**REQUIRED WORK:**
Find the word "text" in the data, then copy each line where it is found.

**TASK DATA:**
══════

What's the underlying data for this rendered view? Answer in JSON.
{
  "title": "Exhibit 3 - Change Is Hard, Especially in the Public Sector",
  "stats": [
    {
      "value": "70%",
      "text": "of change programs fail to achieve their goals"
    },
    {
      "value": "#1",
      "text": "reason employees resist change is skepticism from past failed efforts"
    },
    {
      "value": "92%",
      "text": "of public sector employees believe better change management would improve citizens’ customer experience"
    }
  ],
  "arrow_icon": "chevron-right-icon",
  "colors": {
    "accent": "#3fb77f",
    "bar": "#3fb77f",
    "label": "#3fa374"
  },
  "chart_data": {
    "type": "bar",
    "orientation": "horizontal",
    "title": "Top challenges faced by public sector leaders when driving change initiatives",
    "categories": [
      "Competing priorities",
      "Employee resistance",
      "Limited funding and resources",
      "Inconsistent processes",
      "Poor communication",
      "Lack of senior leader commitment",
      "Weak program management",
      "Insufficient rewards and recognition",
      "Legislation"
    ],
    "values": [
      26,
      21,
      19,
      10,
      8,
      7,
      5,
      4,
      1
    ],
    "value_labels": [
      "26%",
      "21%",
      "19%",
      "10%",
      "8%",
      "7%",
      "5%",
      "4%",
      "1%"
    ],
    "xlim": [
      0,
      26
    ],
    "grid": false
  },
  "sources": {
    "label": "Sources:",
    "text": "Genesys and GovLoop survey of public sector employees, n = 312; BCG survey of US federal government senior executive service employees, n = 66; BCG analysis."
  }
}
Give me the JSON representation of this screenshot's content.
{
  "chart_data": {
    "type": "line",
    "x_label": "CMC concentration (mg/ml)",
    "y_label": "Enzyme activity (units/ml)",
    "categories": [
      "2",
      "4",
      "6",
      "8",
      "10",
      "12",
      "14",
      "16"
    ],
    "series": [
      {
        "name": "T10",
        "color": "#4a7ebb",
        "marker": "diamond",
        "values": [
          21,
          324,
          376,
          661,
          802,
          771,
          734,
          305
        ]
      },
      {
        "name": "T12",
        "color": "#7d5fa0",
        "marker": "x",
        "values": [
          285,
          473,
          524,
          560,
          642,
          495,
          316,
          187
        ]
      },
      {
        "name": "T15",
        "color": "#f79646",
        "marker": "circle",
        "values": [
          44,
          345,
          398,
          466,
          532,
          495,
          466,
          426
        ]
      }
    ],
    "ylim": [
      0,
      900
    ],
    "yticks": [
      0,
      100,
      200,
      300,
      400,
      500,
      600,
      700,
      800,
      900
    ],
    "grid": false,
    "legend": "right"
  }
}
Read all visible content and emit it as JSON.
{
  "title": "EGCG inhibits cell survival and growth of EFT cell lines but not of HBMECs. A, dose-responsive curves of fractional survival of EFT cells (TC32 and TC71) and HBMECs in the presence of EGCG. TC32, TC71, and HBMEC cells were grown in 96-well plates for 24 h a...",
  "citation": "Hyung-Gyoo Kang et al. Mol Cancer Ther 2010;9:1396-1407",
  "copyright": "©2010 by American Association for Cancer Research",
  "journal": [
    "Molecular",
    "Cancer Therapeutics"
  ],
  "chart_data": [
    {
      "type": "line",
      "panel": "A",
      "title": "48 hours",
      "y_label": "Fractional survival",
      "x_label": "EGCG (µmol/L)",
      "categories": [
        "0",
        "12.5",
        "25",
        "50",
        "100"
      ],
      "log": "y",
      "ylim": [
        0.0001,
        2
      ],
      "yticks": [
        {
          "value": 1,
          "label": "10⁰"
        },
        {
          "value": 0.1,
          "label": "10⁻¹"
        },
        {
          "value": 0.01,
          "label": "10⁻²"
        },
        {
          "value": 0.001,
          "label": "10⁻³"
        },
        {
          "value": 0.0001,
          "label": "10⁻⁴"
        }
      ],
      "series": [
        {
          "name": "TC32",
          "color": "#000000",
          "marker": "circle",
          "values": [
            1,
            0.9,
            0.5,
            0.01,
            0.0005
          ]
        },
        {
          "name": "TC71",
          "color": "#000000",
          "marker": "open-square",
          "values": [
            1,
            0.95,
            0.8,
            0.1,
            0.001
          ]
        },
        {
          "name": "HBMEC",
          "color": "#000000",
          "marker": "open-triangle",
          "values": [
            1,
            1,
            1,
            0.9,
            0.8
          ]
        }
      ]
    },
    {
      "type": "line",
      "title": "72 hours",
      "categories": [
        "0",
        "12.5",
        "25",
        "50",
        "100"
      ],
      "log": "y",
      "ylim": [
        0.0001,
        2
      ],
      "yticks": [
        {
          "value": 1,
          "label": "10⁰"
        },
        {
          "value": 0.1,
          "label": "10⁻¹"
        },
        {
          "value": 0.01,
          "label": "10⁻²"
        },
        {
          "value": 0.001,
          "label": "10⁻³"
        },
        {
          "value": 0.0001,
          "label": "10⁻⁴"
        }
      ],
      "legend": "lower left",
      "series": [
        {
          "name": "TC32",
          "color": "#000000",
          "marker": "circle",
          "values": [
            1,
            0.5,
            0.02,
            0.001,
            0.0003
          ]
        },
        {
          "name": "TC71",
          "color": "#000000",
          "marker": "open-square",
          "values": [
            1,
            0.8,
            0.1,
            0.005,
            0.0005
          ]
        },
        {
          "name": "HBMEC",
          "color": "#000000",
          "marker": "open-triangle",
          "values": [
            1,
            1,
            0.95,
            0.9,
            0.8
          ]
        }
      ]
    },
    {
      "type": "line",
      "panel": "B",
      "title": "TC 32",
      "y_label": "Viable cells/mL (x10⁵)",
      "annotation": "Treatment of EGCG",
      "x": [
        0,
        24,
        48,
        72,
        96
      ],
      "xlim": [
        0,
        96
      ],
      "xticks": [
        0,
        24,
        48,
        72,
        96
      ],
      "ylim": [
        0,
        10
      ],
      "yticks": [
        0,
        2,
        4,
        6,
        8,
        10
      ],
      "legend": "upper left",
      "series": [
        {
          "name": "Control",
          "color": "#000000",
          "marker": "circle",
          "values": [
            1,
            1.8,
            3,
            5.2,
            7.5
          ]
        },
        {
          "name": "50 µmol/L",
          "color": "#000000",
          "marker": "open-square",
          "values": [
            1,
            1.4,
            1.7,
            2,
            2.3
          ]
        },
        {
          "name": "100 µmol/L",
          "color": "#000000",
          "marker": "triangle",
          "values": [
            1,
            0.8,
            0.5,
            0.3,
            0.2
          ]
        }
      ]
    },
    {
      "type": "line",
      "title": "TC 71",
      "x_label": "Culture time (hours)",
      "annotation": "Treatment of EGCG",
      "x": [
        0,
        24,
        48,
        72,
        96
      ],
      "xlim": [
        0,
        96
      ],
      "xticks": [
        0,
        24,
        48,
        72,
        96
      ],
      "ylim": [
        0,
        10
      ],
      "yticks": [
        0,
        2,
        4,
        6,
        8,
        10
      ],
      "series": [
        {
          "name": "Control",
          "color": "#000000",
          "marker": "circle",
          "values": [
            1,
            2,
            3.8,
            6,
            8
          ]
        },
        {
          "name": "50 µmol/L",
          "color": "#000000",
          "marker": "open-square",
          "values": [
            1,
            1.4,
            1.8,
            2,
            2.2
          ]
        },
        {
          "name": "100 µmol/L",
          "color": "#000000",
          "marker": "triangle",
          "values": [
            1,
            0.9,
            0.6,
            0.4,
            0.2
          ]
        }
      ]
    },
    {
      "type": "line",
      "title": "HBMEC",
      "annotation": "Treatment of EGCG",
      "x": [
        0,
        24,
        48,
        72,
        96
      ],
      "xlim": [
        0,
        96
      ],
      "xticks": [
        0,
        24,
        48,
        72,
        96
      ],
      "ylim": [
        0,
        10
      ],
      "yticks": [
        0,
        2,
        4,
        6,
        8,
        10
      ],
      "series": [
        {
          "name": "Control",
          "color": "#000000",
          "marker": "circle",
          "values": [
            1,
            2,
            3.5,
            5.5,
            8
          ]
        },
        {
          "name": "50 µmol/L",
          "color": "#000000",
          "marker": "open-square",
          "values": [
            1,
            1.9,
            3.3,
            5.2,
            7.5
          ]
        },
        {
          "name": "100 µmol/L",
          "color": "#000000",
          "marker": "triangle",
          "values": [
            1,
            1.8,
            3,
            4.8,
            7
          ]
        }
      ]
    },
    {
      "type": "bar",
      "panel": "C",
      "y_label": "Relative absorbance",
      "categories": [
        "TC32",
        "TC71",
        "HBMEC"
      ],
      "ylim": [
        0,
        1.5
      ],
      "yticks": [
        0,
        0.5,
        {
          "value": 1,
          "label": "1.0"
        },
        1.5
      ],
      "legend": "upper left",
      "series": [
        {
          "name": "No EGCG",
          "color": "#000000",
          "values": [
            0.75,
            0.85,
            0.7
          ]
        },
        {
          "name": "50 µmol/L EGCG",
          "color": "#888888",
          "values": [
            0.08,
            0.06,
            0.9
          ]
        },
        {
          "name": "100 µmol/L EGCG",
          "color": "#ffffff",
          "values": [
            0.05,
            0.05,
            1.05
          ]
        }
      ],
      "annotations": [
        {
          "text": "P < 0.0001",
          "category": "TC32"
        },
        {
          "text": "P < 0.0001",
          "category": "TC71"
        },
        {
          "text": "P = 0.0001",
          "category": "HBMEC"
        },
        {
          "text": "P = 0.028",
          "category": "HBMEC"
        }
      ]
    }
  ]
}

══════

**SOLUTION FOR THIS PROBLEM:**
      "text": "of change programs fail to achieve their goals"
      "text": "reason employees resist change is skepticism from past failed efforts"
      "text": "of public sector employees believe better change management would improve citizens’ customer experience"
    "text": "Genesys and GovLoop survey of public sector employees, n = 312; BCG survey of US federal government senior executive service employees, n = 66; BCG analysis."
          "text": "P < 0.0001",
          "text": "P < 0.0001",
          "text": "P = 0.0001",
          "text": "P = 0.028",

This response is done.